In the entries below, count every line containing "hole". Return the number and nothing else.

Collected data:
◇ ◇ ◇
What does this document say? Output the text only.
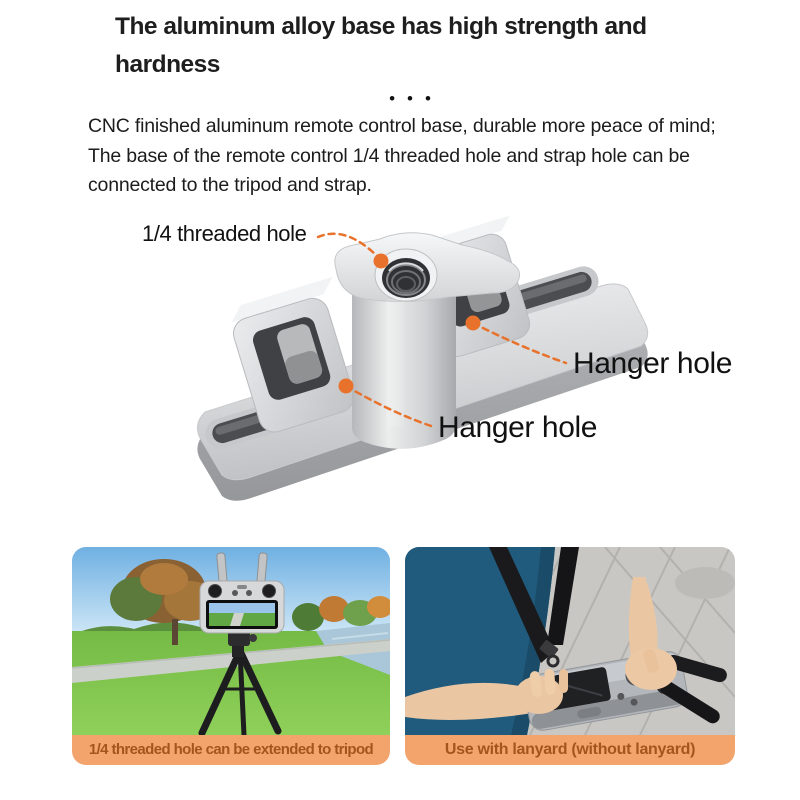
The aluminum alloy base has high strength and hardness
• • •

CNC finished aluminum remote control base, durable more peace of mind; The base of the remote control 1/4 threaded hole and strap hole can be connected to the tripod and strap.

1/4 threaded hole
Hanger hole
Hanger hole
1/4 threaded hole can be extended to tripod	Use with lanyard (without lanyard)
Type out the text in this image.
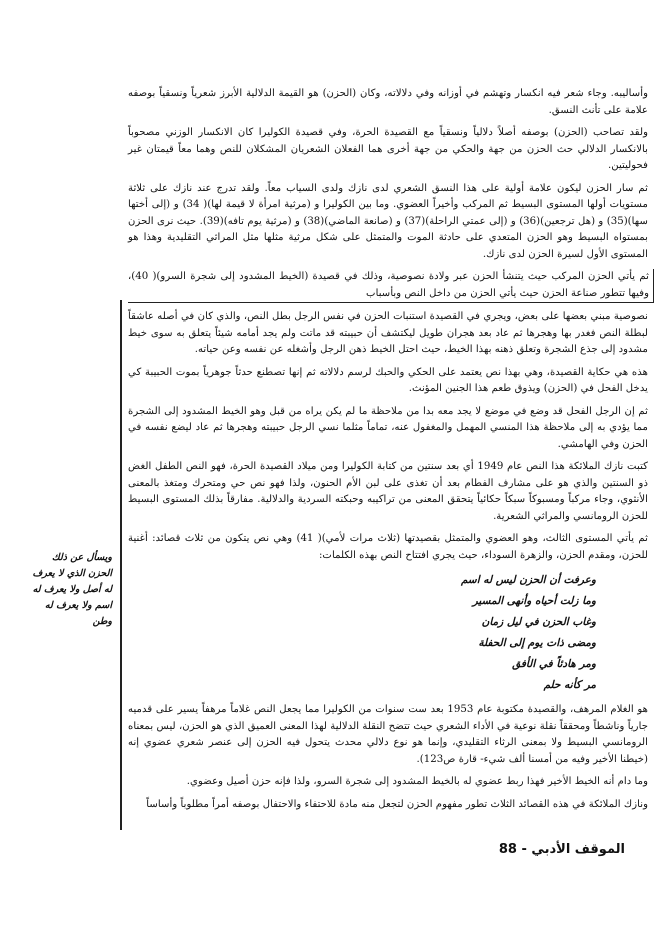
وأساليبه. وجاء شعر فيه انكسار وتهشم في أوزانه وفي دلالاته، وكان (الحزن) هو القيمة الدلالية الأبرز شعرياً ونسقياً بوصفه علامة على تأنث النسق.

ولقد تصاحب (الحزن) بوصفه أصلاً دلالياً ونسقياً مع القصيدة الحرة، وفي قصيدة الكوليرا كان الانكسار الوزني مصحوباً بالانكسار الدلالي حث الحزن من جهة والحكي من جهة أخرى هما الفعلان الشعريان المشكلان للنص وهما معاً قيمتان غير فحوليتين.

ثم سار الحزن ليكون علامة أولية على هذا النسق الشعري لدى نازك ولدى السياب معاً. ولقد تدرج عند نازك على ثلاثة مستويات أولها المستوى البسيط ثم المركب وأخيراً العضوي. وما بين الكوليرا و (مرثية امرأة لا قيمة لها)( 34) و (إلى أختها سها)(35) و (هل ترجعين)(36) و (إلى عمتي الراحلة)(37) و (صانعة الماضي)(38) و (مرثية يوم تافه)(39). حيث نرى الحزن بمستواه البسيط وهو الحزن المتعدي على حادثة الموت والمتمثل على شكل مرثية مثلها مثل المراثي التقليدية وهذا هو المستوى الأول لسيرة الحزن لدى نازك.

ثم يأتي الحزن المركب حيث يتنشأ الحزن عبر ولادة نصوصية، وذلك في قصيدة (الخيط المشدود إلى شجرة السرو)( 40)، وفيها تتطور صناعة الحزن حيث يأتي الحزن من داخل النص وبأسباب

نصوصية مبني بعضها على بعض، ويجري في القصيدة استنبات الحزن في نفس الرجل بطل النص، والذي كان في أصله عاشقاً لبطلة النص فغدر بها وهجرها ثم عاد بعد هجران طويل ليكتشف أن حبيبته قد ماتت ولم يجد أمامه شيئاً يتعلق به سوى خيط مشدود إلى جذع الشجرة وتعلق ذهنه بهذا الخيط، حيث احتل الخيط ذهن الرجل وأشغله عن نفسه وعن حياته.

هذه هي حكاية القصيدة، وهي بهذا نص يعتمد على الحكي والحبك لرسم دلالاته ثم إنها تصطنع حدثاً جوهرياً بموت الحبيبة كي يدخل الفحل في (الحزن) ويذوق طعم هذا الجنين المؤنث.

ثم إن الرجل الفحل قد وضع في موضع لا يجد معه بدا من ملاحظة ما لم يكن يراه من قبل وهو الخيط المشدود إلى الشجرة مما يؤدي به إلى ملاحظة هذا المنسي المهمل والمغفول عنه، تماماً مثلما نسي الرجل حبيبته وهجرها ثم عاد ليضع نفسه في الحزن وفي الهامشي.

كتبت نازك الملائكة هذا النص عام 1949 أي بعد سنتين من كتابة الكوليرا ومن ميلاد القصيدة الحرة، فهو النص الطفل الغض ذو السنتين والذي هو على مشارف الفطام بعد أن تغذى على لبن الأم الحنون، ولذا فهو نص حي ومتحرك ومتغذ بالمعنى الأنثوي، وجاء مركباً ومسبوكاً سبكاً حكائياً يتحقق المعنى من تراكيبه وحبكته السردية والدلالية. مفارقاً بذلك المستوى البسيط للحزن الرومانسي والمراثي الشعرية.

ثم يأتي المستوى الثالث، وهو العضوي والمتمثل بقصيدتها (ثلاث مرات لأمي)( 41) وهي نص يتكون من ثلاث قصائد: أغنية للحزن، ومقدم الحزن، والزهرة السوداء، حيث يجري افتتاح النص بهذه الكلمات:

وعرفت أن الحزن ليس له اسم
وما زلت أحياه وأنهى المسير
وغاب الحزن في ليل زمان
ومضى ذات يوم إلى الحفلة
ومر هادئاً في الأفق
مر كأنه حلم

هو الغلام المرهف، والقصيدة مكتوبة عام 1953 بعد ست سنوات من الكوليرا مما يجعل النص غلاماً مرهفاً يسير على قدميه جارياً وناشطاً ومحققاً نقلة نوعية في الأداء الشعري حيث تتضح النقلة الدلالية لهذا المعنى العميق الذي هو الحزن، ليس بمعناه الرومانسي البسيط ولا بمعنى الرثاء التقليدي، وإنما هو نوع دلالي محدث يتحول فيه الحزن إلى عنصر شعري عضوي إنه (خيطنا الأخير وفيه من أمسنا ألف شيء- قارة ص123).

وما دام أنه الخيط الأخير فهذا ربط عضوي له بالخيط المشدود إلى شجرة السرو، ولذا فإنه حزن أصيل وعضوي.

ونازك الملائكة في هذه القصائد الثلاث تطور مفهوم الحزن لتجعل منه مادة للاحتفاء والاحتفال بوصفه أمراً مطلوباً وأساساً

ويسأل عن ذلك الحزن الذي لا يعرف له أصل ولا يعرف له اسم ولا يعرف له وطن
الموقف الأدبي - 88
◇ ◇ ◇
• _WRITTEN ANSWER_
5